▸ GESTELLTE AUFGABE 1
Wo befindet sich laut dem Auszug über Huawei das Cyber-Sicherheitslabor, das deutsche Journalisten besichtigen durften?
▸ GESTELLTE AUFGABE 2
Führe den Auszug über Huaweis Suche nach Vertrauen im Anschluss an seinen letzten Satz weiter.

Huawei: Auf der Suche nach Vertrauen

Der chinesische Netzwerkausrüster und Handyhersteller Huawei weiß genau, dass im internationalen Wettbewerb Vertrauen wichtig ist. Jetzt geht Huawei in die Offensive und kämpft für eine bessere Reputation.

Ren Zhengfei hat die Zeichen der Zeit erkannt: „Ob unsere Kunden unsere Produkte kaufen wollen oder es überhaupt wagen, hängt davon ab, ob sie ihnen trauen oder nicht“, ließ der Chef und Gründer von Huawei seine Belegschaft jetzt in einer E-Mail wissen. „Daher gilt es, die Akzeptanz und das Vertrauen von Regierungen in der Welt zu gewinnen.“

Zur Zuverlässigkeitsoffensive der Chinesen gehört auch, dass am Dienstag (22.01.2019) deutsche Journalisten das Cyber-Sicherheitslabor von Huawei im südchinesischen Dongguan besichtigen durften. Die Botschaft dieser PR-Aktion war ganz offenbar: Wir kümmern uns wirklich um Sicherheit und lassen uns dabei sogar über die Schulter schauen!

▸ BEREITGESTELLTE DATEN
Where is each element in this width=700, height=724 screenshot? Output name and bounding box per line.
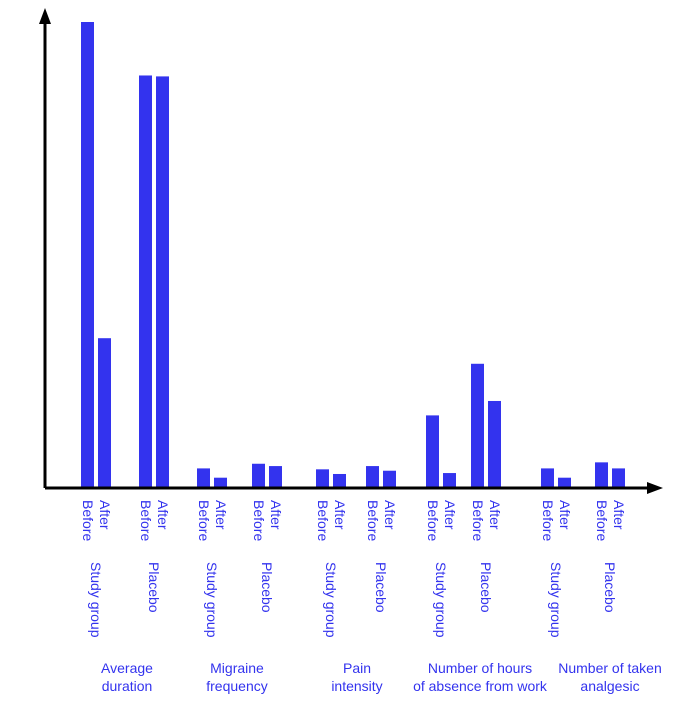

▸ SCHRIFTLICHE ANTWORT 1
Im südchinesischen Dongguan.

▸ SCHRIFTLICHE ANTWORT 2
Ob die Worte von Huaweis neuem Deutschland-Chef Dennis Zuo auch vertrauensbildend waren? „Huawei-Produkte sind nur wie ein Ziegelstein“, sagte er bei dem Pressetermin den deutschen Journalisten. „Er wird nach bestimmten Standards gebaut. Es lässt sich nicht sagen, dass die Sicherheit des Hauses von diesem Ziegelstein abhängt.“

Globales Misstrauen

Der Konzern aus Shengzen hat noch viel Arbeit vor der Brust, denn mit verquasten Sprachbildern wie diesen wird er kein Vertrauen gewinnen können. International haben die Chinesen einen miserablen Ruf: Sie stehen im Verdacht, sehr enge Kontakte zur eigenen Regierung und den Geheimdiensten zu pflegen und Werkzeug von Spionage und Wirtschaftsspionage zu sein.

Die USA haben Huawei daher schon weitgehend von ihrem Netzwerkmarkt ausgeschlossen. Das könnte natürlich auch durch die protektionistische Wirtschaftspolitik und der „America first“-Politik des amtierenden Präsidenten Donald J. Trump bedingt sein. Doch öffentlich wird auch in den USA immer wieder Kritik an der Vertrauenswürdigkeit des chinesischen Konzern geäußert – für Huawei ist das extrem rufschädigend.

Auch auf dem Weltwirtschaftsforum in Davos ist Huawei präsent: Hier mit Vorstand Ken Hu.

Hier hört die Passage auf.